Given exercise: In the data below, find every line with the string "радионуклида" and pull it out.

Collection entries:
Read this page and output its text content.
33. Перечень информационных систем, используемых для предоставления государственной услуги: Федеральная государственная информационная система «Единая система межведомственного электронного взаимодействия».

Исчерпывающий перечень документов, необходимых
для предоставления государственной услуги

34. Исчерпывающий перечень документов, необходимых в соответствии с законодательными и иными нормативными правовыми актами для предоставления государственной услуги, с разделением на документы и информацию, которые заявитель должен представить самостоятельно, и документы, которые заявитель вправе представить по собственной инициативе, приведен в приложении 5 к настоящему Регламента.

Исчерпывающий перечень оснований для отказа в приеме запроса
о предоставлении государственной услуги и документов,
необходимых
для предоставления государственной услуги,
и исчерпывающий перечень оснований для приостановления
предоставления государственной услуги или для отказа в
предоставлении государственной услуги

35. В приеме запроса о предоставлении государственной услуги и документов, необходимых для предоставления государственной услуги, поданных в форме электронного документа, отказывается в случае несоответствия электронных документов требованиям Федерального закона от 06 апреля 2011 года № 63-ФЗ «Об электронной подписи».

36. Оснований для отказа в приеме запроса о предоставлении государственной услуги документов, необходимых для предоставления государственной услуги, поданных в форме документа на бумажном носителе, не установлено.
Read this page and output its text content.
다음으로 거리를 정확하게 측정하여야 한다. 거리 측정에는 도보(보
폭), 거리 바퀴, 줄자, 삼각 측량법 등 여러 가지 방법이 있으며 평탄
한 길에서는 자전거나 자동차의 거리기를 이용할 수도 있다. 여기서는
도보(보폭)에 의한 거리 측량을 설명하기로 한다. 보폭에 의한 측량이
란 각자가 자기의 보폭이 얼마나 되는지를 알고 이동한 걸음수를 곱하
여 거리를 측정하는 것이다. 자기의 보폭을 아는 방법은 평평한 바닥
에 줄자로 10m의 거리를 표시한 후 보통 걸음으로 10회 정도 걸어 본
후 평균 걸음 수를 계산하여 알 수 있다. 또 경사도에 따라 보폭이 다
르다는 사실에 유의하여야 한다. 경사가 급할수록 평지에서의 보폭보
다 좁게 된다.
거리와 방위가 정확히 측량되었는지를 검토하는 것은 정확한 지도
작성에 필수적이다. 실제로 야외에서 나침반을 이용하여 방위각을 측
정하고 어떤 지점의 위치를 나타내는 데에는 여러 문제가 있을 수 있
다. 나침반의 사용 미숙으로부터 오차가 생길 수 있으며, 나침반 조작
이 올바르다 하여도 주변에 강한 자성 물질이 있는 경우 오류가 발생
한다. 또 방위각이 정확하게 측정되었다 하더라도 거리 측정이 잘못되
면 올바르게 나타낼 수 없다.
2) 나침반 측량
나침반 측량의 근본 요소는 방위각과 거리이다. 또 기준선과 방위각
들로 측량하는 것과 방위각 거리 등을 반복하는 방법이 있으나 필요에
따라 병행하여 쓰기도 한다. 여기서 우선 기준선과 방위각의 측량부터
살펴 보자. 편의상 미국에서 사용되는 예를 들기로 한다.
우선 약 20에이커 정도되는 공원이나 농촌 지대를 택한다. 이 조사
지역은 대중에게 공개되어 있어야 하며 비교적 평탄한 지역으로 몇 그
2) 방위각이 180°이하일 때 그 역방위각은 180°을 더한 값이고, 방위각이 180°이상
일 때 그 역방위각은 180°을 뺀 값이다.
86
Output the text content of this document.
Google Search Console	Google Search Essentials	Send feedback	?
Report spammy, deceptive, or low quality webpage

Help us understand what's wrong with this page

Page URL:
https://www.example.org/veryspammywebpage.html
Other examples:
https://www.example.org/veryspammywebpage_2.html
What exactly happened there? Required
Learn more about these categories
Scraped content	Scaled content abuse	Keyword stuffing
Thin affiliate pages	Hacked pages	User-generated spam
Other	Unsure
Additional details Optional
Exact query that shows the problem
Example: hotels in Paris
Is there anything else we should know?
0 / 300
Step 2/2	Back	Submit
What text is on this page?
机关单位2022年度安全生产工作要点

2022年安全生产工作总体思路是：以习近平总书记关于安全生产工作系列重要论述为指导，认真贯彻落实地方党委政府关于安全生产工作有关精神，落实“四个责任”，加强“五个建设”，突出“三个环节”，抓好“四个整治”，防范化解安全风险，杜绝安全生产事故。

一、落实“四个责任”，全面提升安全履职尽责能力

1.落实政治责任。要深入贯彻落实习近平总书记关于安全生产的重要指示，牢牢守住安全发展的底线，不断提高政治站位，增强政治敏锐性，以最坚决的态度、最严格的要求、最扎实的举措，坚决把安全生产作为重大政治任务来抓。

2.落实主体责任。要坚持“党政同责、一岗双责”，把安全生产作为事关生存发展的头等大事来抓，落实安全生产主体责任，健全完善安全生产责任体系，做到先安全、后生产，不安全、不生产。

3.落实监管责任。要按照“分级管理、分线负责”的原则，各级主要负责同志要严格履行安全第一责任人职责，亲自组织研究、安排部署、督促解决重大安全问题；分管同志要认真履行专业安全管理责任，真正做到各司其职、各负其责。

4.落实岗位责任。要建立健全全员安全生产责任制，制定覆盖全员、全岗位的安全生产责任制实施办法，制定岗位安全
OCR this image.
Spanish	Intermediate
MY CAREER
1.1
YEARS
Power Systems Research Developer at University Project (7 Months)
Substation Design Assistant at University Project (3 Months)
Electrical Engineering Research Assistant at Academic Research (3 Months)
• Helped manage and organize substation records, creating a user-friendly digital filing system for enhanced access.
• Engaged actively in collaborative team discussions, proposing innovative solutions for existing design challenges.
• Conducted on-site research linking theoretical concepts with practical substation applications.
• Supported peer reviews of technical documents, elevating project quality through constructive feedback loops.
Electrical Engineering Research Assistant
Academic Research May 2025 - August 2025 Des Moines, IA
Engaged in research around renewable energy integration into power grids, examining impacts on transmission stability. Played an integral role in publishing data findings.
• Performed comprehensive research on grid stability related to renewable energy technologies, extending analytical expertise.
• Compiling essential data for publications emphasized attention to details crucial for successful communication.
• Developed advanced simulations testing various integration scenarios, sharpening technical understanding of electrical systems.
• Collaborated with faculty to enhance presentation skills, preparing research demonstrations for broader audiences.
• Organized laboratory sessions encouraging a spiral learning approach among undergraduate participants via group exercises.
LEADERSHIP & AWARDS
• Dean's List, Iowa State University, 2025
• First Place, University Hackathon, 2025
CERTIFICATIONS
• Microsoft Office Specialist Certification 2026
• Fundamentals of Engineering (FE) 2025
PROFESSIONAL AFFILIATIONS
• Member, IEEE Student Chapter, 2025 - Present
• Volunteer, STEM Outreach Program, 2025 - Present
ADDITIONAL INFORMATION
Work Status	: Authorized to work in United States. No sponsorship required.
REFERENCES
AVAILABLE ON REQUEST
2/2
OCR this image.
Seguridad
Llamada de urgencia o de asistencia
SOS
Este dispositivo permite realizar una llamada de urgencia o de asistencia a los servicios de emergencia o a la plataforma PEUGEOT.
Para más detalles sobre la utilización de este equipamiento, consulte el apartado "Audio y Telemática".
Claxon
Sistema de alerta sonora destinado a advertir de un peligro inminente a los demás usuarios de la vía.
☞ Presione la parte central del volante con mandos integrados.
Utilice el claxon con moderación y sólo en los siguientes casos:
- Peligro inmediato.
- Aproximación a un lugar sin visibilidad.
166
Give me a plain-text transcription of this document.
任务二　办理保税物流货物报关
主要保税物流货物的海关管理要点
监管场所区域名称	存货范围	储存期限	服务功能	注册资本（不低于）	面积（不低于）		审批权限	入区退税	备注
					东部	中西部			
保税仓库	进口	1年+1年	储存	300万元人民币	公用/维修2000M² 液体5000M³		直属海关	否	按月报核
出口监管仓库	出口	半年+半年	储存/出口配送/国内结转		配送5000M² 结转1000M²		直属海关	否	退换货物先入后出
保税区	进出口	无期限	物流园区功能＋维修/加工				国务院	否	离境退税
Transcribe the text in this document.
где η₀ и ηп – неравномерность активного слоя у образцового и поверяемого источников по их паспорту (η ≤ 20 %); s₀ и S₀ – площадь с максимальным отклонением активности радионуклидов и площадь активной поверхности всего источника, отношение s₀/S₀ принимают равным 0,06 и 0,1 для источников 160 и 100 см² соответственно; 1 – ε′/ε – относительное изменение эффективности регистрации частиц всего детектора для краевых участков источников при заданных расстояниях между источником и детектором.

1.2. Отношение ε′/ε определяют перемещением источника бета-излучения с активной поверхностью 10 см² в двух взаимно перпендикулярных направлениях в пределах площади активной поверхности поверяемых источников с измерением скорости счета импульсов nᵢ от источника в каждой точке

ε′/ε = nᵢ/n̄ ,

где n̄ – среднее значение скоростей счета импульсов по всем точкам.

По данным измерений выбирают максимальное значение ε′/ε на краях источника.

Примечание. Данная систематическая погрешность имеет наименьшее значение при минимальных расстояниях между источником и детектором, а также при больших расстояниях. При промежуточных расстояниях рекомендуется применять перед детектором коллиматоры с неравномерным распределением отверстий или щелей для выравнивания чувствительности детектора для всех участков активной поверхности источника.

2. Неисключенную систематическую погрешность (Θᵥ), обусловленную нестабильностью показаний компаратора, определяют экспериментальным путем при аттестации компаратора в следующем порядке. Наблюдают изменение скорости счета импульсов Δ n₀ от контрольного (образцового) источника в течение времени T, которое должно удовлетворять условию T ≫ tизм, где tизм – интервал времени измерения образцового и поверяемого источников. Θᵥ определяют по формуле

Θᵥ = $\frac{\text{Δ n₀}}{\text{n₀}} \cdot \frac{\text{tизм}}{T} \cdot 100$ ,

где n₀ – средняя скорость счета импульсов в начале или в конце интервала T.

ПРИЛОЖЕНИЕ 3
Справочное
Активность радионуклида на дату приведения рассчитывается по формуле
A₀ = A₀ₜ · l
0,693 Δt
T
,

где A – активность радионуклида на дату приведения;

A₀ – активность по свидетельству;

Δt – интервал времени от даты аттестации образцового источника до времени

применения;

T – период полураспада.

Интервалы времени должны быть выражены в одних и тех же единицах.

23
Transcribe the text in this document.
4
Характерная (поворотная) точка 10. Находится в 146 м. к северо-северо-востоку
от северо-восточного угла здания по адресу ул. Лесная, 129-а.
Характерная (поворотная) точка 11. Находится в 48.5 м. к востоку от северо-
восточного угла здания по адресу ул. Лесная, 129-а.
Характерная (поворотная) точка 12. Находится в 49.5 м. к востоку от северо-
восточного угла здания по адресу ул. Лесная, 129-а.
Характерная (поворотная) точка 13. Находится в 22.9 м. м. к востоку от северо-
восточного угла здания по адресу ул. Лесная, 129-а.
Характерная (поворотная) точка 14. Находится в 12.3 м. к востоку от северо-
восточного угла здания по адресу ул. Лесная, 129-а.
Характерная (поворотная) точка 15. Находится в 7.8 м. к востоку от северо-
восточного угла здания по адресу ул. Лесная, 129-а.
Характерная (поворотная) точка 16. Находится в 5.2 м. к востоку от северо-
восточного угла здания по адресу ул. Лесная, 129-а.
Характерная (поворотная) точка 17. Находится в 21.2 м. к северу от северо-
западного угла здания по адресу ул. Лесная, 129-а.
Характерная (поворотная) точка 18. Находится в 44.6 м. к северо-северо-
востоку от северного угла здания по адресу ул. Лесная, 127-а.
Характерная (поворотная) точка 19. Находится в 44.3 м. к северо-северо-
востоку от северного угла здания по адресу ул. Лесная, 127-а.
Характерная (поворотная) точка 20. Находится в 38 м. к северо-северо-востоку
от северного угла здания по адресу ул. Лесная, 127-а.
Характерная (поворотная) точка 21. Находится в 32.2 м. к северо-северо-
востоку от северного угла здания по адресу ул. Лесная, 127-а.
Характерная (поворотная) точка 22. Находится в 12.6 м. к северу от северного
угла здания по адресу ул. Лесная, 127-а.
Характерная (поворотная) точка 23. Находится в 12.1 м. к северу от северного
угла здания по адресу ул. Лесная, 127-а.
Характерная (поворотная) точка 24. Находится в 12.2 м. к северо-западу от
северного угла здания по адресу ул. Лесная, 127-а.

Output below:
Активность радионуклида на дату приведения рассчитывается по формуле
где A – активность радионуклида на дату приведения;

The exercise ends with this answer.